» **WHAT IS EXPECTED**:
Set down precisely the lines from the line with "Transcribe the text in this document." through the end of the material, inclusive, and no pictures.

» **PROVIDED RECORDS**:
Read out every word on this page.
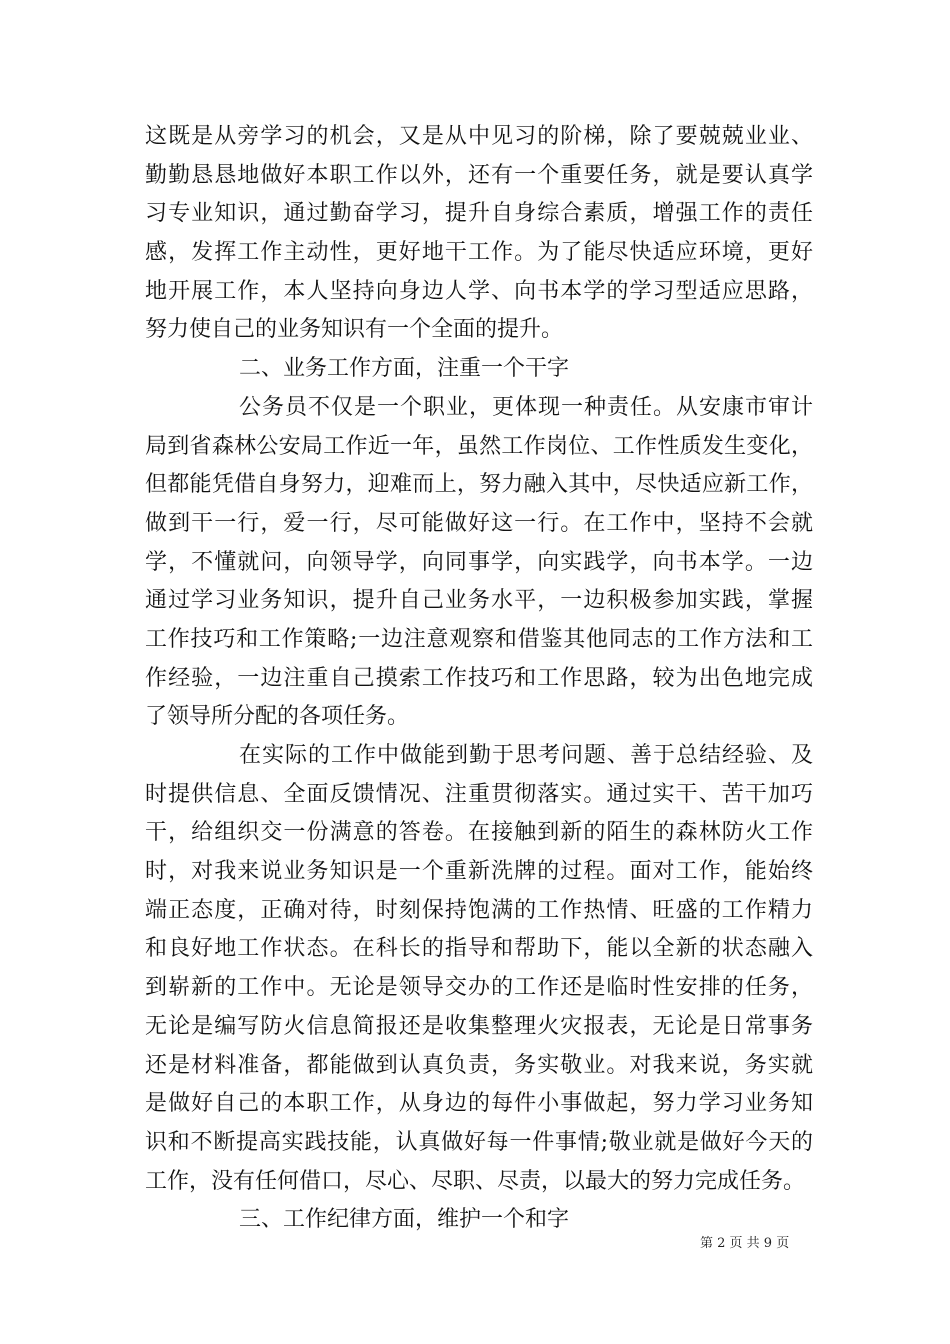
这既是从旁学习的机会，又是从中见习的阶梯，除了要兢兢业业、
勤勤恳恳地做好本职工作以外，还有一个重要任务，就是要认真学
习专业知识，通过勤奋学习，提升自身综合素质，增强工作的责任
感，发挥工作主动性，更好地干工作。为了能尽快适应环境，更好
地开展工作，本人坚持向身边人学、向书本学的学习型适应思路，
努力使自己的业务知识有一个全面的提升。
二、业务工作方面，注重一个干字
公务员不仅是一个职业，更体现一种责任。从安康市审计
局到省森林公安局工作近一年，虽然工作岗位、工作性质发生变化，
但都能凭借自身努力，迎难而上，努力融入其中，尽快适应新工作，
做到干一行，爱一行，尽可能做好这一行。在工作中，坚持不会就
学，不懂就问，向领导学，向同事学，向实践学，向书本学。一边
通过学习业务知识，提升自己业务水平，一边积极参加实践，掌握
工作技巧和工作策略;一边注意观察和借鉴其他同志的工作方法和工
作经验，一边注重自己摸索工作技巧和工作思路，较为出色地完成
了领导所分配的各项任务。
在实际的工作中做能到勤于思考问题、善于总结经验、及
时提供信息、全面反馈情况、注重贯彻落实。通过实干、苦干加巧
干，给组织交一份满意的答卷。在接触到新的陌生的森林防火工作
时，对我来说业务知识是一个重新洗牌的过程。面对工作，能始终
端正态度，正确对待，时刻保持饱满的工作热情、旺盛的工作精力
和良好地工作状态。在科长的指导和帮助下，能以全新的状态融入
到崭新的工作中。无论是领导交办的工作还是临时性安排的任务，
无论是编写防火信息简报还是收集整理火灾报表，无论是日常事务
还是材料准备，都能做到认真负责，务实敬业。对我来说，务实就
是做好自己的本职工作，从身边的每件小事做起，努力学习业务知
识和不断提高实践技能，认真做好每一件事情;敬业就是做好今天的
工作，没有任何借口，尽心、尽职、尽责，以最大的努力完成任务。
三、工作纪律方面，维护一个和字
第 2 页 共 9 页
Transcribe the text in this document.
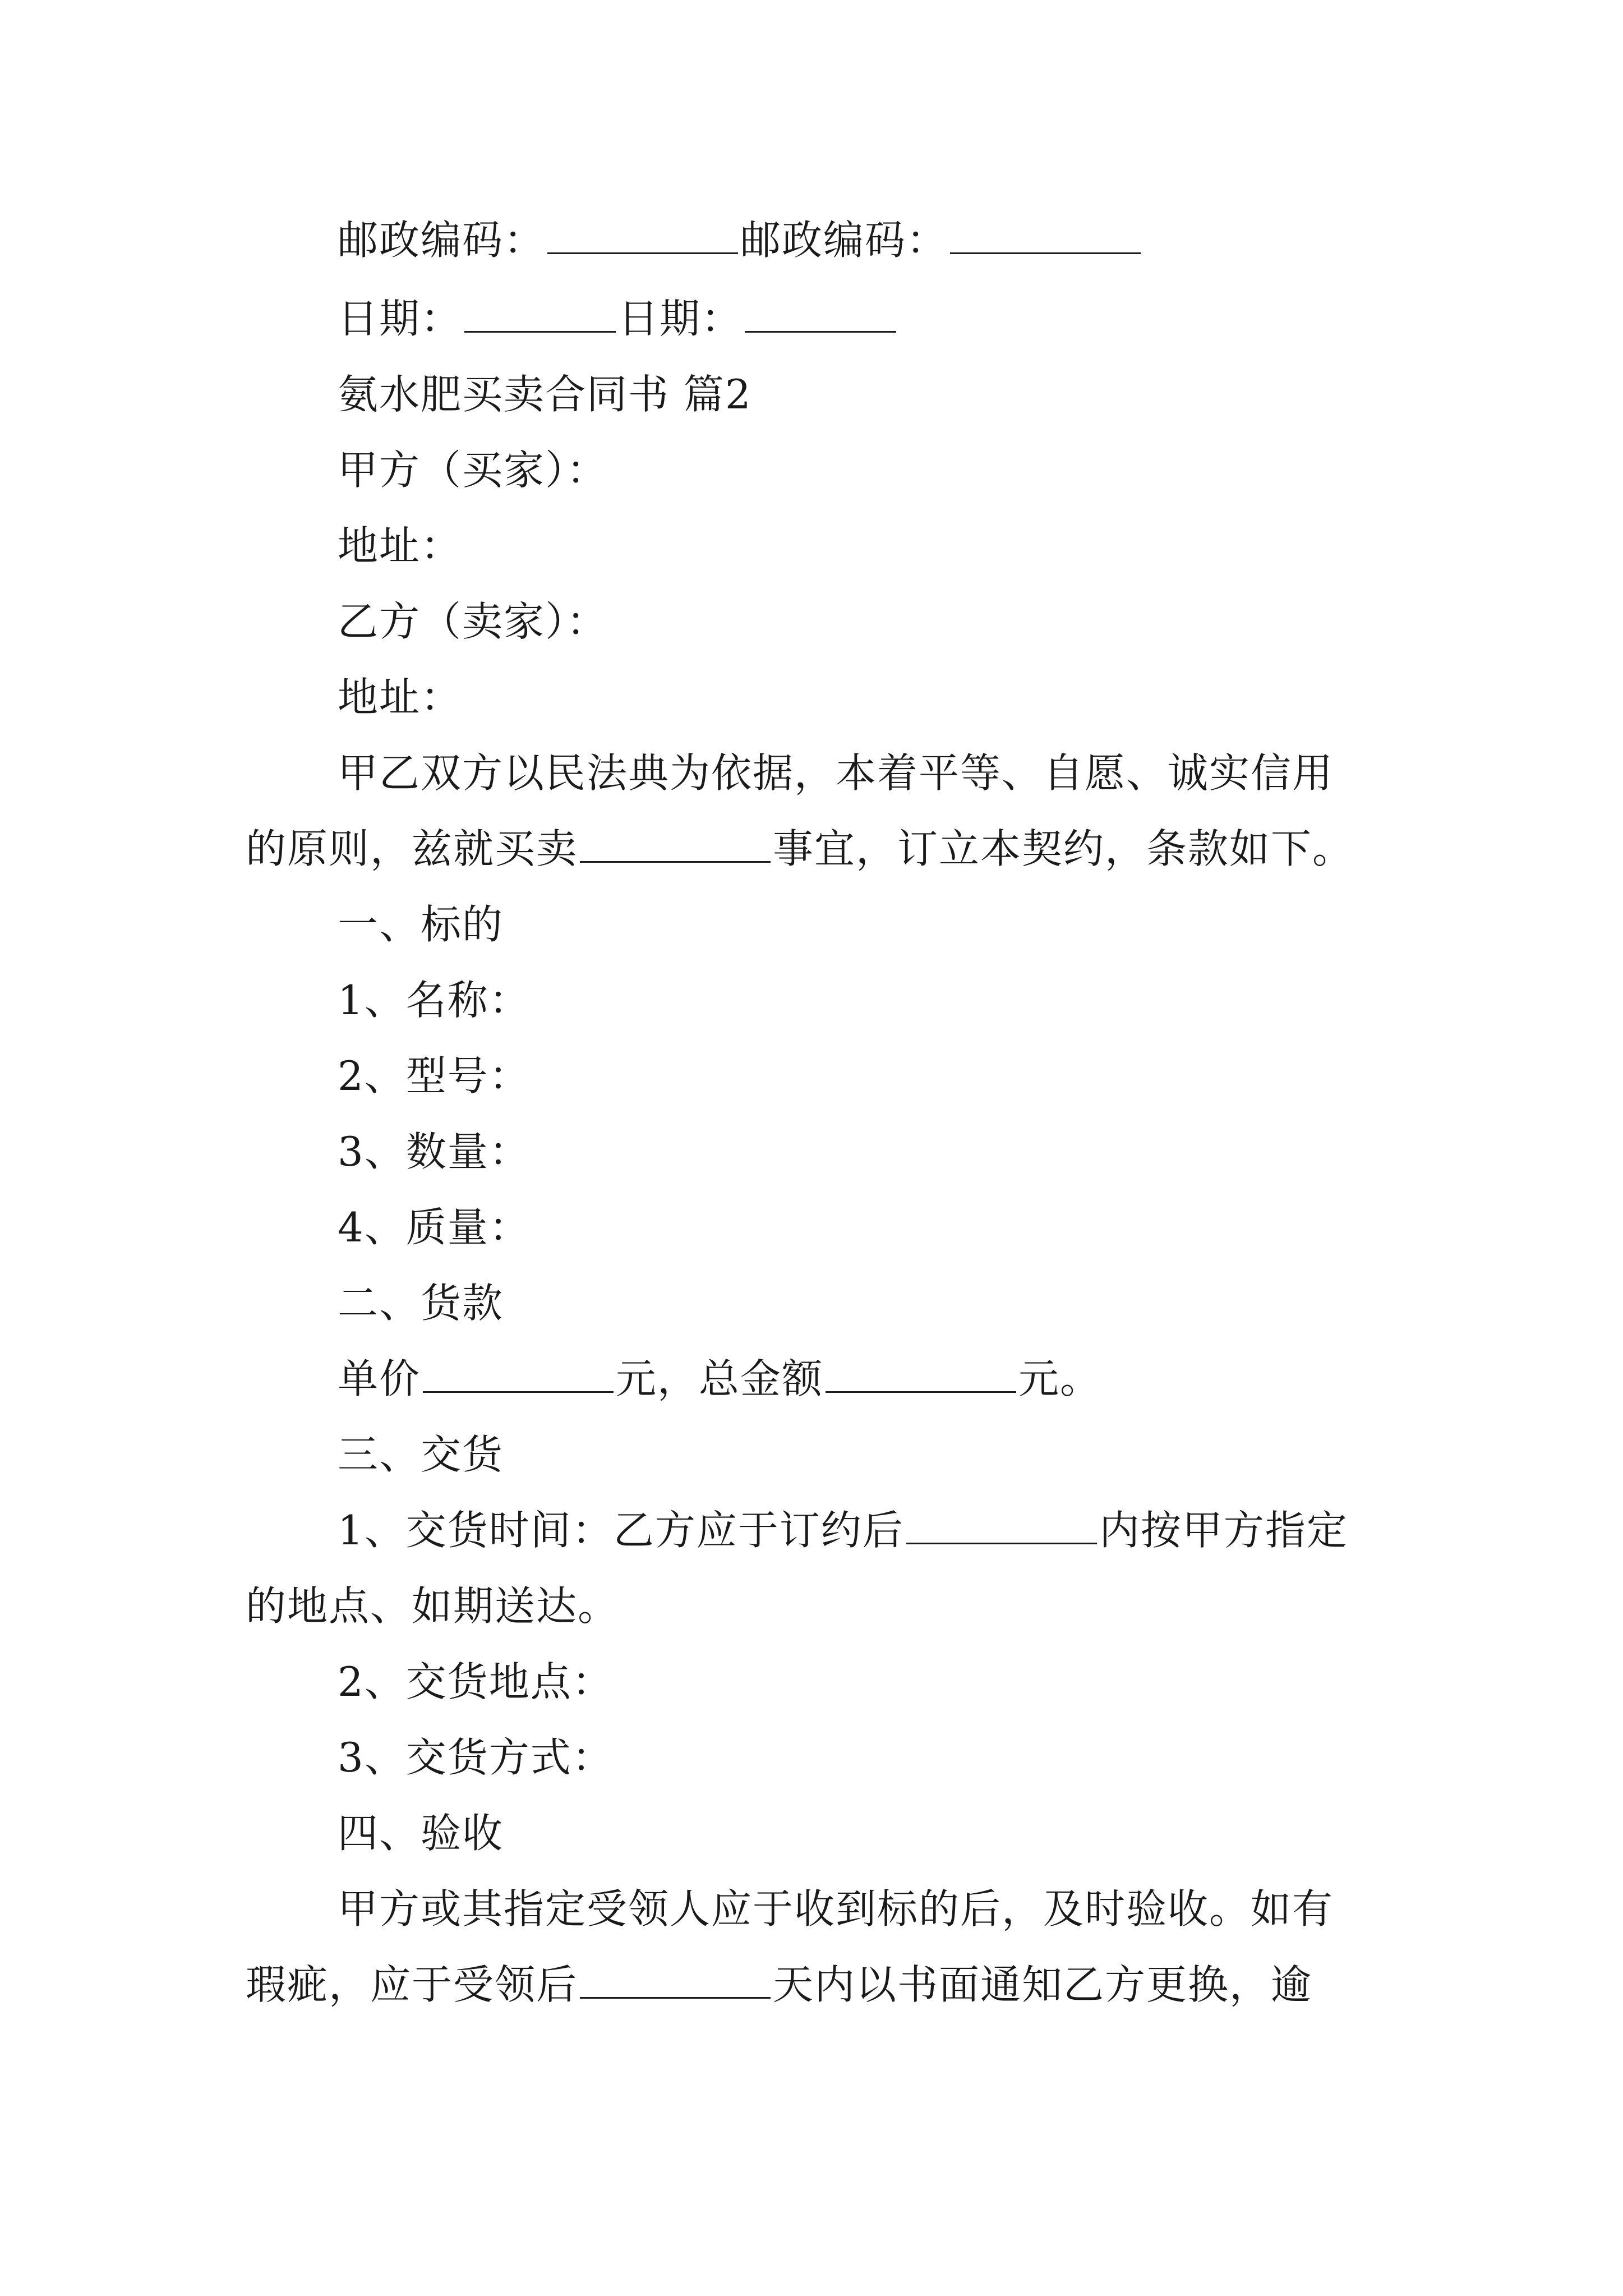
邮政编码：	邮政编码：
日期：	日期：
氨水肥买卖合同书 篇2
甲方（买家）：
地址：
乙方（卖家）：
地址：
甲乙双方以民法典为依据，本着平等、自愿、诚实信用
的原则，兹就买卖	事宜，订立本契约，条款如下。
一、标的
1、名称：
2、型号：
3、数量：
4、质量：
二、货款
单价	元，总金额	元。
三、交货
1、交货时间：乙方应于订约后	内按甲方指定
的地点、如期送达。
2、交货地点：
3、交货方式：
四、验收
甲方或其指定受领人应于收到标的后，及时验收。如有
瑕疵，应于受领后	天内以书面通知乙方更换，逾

» **TASK SOLUTION**:
Transcribe the text in this document.
邮政编码：	邮政编码：
日期：	日期：
氨水肥买卖合同书 篇2
甲方（买家）：
地址：
乙方（卖家）：
地址：
甲乙双方以民法典为依据，本着平等、自愿、诚实信用
的原则，兹就买卖	事宜，订立本契约，条款如下。
一、标的
1、名称：
2、型号：
3、数量：
4、质量：
二、货款
单价	元，总金额	元。
三、交货
1、交货时间：乙方应于订约后	内按甲方指定
的地点、如期送达。
2、交货地点：
3、交货方式：
四、验收
甲方或其指定受领人应于收到标的后，及时验收。如有
瑕疵，应于受领后	天内以书面通知乙方更换，逾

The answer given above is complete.